# START OF Record list
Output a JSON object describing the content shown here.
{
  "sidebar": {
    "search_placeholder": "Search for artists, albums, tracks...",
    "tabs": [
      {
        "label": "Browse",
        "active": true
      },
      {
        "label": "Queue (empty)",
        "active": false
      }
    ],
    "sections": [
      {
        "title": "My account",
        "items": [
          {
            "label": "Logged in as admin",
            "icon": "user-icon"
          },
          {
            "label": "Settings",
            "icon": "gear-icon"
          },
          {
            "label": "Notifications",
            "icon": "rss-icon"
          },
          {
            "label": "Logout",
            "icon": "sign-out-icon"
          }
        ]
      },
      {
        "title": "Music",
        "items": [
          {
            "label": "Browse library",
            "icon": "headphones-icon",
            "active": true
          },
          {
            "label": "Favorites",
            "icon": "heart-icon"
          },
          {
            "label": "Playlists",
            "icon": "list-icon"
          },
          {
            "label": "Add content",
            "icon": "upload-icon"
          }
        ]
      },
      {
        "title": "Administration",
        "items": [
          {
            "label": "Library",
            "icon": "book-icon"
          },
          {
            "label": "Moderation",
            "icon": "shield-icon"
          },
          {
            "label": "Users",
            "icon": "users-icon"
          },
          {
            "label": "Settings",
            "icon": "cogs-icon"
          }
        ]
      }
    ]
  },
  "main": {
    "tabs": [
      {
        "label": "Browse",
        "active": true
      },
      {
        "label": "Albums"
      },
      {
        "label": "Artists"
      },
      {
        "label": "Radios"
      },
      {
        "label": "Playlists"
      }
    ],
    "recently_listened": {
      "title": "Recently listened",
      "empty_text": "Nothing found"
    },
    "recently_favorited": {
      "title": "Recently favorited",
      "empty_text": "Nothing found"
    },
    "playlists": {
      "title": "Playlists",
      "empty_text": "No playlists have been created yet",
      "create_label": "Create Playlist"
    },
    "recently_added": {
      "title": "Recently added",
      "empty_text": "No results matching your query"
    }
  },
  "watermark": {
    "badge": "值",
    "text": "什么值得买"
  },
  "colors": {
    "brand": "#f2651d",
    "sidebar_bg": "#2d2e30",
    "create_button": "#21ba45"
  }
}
# END OF Record list
**The exercise:** Pull every line containing "icon" from the material above.

**Complete answer:**
            "icon": "user-icon"
            "icon": "gear-icon"
            "icon": "rss-icon"
            "icon": "sign-out-icon"
            "icon": "headphones-icon",
            "icon": "heart-icon"
            "icon": "list-icon"
            "icon": "upload-icon"
            "icon": "book-icon"
            "icon": "shield-icon"
            "icon": "users-icon"
            "icon": "cogs-icon"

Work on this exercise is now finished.